- _YOUR GOAL_
Put every line of the records below into a JSON list of strings, one string per line, skipping any blank lines.

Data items
^^^^^^^^

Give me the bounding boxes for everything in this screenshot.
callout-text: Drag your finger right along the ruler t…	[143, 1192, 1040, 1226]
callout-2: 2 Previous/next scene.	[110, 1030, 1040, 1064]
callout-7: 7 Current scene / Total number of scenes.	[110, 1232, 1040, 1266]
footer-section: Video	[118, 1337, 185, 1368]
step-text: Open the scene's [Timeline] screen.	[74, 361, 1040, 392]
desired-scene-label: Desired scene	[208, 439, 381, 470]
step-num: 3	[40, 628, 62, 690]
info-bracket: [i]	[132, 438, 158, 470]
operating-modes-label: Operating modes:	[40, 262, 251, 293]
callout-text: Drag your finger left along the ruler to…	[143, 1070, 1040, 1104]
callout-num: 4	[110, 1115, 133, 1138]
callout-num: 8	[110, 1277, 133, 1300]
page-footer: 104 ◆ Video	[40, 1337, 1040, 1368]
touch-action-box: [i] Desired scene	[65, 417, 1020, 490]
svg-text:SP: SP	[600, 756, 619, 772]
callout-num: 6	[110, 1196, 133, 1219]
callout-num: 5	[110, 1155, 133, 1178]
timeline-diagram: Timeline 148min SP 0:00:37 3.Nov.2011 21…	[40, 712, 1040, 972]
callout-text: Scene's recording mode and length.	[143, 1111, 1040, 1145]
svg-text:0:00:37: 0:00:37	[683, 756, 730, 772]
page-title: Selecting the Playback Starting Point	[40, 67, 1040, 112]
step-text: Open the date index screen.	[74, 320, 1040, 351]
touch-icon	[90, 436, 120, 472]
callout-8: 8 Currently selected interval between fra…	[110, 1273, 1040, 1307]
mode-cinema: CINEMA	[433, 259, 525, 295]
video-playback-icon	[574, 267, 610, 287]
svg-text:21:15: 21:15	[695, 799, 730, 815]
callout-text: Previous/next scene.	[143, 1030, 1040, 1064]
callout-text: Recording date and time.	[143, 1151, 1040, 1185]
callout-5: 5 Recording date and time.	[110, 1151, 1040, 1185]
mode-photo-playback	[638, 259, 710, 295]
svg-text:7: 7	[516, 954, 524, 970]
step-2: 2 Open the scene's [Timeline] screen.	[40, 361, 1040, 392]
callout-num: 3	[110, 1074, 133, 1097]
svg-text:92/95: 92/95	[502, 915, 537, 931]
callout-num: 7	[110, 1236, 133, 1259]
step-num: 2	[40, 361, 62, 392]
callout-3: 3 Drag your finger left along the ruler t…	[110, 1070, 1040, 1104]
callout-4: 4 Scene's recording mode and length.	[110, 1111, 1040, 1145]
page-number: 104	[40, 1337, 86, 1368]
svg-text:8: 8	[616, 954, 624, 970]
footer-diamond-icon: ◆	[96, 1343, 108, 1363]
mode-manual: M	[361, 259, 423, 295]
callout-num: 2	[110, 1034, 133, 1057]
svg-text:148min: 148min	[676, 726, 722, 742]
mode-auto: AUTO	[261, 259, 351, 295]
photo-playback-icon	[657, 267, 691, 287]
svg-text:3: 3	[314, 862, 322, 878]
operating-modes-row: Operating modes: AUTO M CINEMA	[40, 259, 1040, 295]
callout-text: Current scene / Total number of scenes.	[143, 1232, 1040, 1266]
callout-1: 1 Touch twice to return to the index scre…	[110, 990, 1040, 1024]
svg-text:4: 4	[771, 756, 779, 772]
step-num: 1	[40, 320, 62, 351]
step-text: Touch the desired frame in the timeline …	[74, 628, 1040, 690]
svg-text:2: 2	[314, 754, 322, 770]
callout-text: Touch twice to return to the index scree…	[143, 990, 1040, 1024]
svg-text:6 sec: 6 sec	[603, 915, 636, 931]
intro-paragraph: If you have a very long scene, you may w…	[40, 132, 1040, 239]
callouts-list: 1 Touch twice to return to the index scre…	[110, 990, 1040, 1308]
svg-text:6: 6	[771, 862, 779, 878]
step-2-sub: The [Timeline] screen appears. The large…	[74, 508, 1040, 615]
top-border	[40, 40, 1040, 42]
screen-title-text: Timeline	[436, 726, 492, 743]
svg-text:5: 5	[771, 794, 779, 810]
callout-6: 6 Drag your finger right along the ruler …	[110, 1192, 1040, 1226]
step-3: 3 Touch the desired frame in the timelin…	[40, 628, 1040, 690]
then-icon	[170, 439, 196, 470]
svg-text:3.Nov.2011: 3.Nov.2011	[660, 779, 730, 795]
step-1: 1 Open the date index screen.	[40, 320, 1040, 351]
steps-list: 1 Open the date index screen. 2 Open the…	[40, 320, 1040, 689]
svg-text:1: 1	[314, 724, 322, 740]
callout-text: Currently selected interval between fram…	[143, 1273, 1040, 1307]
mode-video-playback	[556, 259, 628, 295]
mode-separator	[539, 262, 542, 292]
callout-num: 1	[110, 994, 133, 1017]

^^^^^^^^

- _ANSWER TO THIS PROBLEM_
[
  "Give me the bounding boxes for everything in this screenshot.",
  "callout-text: Drag your finger right along the ruler t…\t[143, 1192, 1040, 1226]",
  "callout-2: 2 Previous/next scene.\t[110, 1030, 1040, 1064]",
  "callout-7: 7 Current scene / Total number of scenes.\t[110, 1232, 1040, 1266]",
  "footer-section: Video\t[118, 1337, 185, 1368]",
  "step-text: Open the scene's [Timeline] screen.\t[74, 361, 1040, 392]",
  "desired-scene-label: Desired scene\t[208, 439, 381, 470]",
  "step-num: 3\t[40, 628, 62, 690]",
  "info-bracket: [i]\t[132, 438, 158, 470]",
  "operating-modes-label: Operating modes:\t[40, 262, 251, 293]",
  "callout-text: Drag your finger left along the ruler to…\t[143, 1070, 1040, 1104]",
  "callout-num: 4\t[110, 1115, 133, 1138]",
  "callout-num: 8\t[110, 1277, 133, 1300]",
  "page-footer: 104 ◆ Video\t[40, 1337, 1040, 1368]",
  "touch-action-box: [i] Desired scene\t[65, 417, 1020, 490]",
  "svg-text:SP: SP\t[600, 756, 619, 772]",
  "callout-num: 6\t[110, 1196, 133, 1219]",
  "callout-num: 5\t[110, 1155, 133, 1178]",
  "timeline-diagram: Timeline 148min SP 0:00:37 3.Nov.2011 21…\t[40, 712, 1040, 972]",
  "callout-text: Scene's recording mode and length.\t[143, 1111, 1040, 1145]",
  "svg-text:0:00:37: 0:00:37\t[683, 756, 730, 772]",
  "page-title: Selecting the Playback Starting Point\t[40, 67, 1040, 112]",
  "step-text: Open the date index screen.\t[74, 320, 1040, 351]",
  "touch-icon\t[90, 436, 120, 472]",
  "callout-8: 8 Currently selected interval between fra…\t[110, 1273, 1040, 1307]",
  "mode-cinema: CINEMA\t[433, 259, 525, 295]",
  "video-playback-icon\t[574, 267, 610, 287]",
  "svg-text:21:15: 21:15\t[695, 799, 730, 815]",
  "callout-text: Previous/next scene.\t[143, 1030, 1040, 1064]",
  "callout-text: Recording date and time.\t[143, 1151, 1040, 1185]",
  "callout-5: 5 Recording date and time.\t[110, 1151, 1040, 1185]",
  "mode-photo-playback\t[638, 259, 710, 295]",
  "svg-text:7: 7\t[516, 954, 524, 970]",
  "step-2: 2 Open the scene's [Timeline] screen.\t[40, 361, 1040, 392]",
  "callout-num: 3\t[110, 1074, 133, 1097]",
  "svg-text:92/95: 92/95\t[502, 915, 537, 931]",
  "callout-num: 7\t[110, 1236, 133, 1259]",
  "step-num: 2\t[40, 361, 62, 392]",
  "callout-3: 3 Drag your finger left along the ruler t…\t[110, 1070, 1040, 1104]",
  "callout-4: 4 Scene's recording mode and length.\t[110, 1111, 1040, 1145]",
  "page-number: 104\t[40, 1337, 86, 1368]",
  "svg-text:8: 8\t[616, 954, 624, 970]",
  "footer-diamond-icon: ◆\t[96, 1343, 108, 1363]",
  "mode-manual: M\t[361, 259, 423, 295]",
  "callout-num: 2\t[110, 1034, 133, 1057]",
  "svg-text:148min: 148min\t[676, 726, 722, 742]",
  "mode-auto: AUTO\t[261, 259, 351, 295]",
  "photo-playback-icon\t[657, 267, 691, 287]",
  "svg-text:3: 3\t[314, 862, 322, 878]",
  "operating-modes-row: Operating modes: AUTO M CINEMA\t[40, 259, 1040, 295]",
  "callout-text: Current scene / Total number of scenes.\t[143, 1232, 1040, 1266]",
  "callout-1: 1 Touch twice to return to the index scre…\t[110, 990, 1040, 1024]",
  "svg-text:4: 4\t[771, 756, 779, 772]",
  "step-num: 1\t[40, 320, 62, 351]",
  "step-text: Touch the desired frame in the timeline …\t[74, 628, 1040, 690]",
  "svg-text:2: 2\t[314, 754, 322, 770]",
  "callout-text: Touch twice to return to the index scree…\t[143, 990, 1040, 1024]",
  "svg-text:6 sec: 6 sec\t[603, 915, 636, 931]",
  "intro-paragraph: If you have a very long scene, you may w…\t[40, 132, 1040, 239]",
  "callouts-list: 1 Touch twice to return to the index scre…\t[110, 990, 1040, 1308]",
  "svg-text:6: 6\t[771, 862, 779, 878]",
  "step-2-sub: The [Timeline] screen appears. The large…\t[74, 508, 1040, 615]",
  "top-border\t[40, 40, 1040, 42]",
  "screen-title-text: Timeline\t[436, 726, 492, 743]",
  "svg-text:5: 5\t[771, 794, 779, 810]",
  "callout-6: 6 Drag your finger right along the ruler …\t[110, 1192, 1040, 1226]",
  "step-3: 3 Touch the desired frame in the timelin…\t[40, 628, 1040, 690]",
  "then-icon\t[170, 439, 196, 470]",
  "svg-text:3.Nov.2011: 3.Nov.2011\t[660, 779, 730, 795]",
  "step-1: 1 Open the date index screen.\t[40, 320, 1040, 351]",
  "steps-list: 1 Open the date index screen. 2 Open the…\t[40, 320, 1040, 689]",
  "svg-text:1: 1\t[314, 724, 322, 740]",
  "callout-text: Currently selected interval between fram…\t[143, 1273, 1040, 1307]",
  "mode-video-playback\t[556, 259, 628, 295]",
  "mode-separator\t[539, 262, 542, 292]",
  "callout-num: 1\t[110, 994, 133, 1017]"
]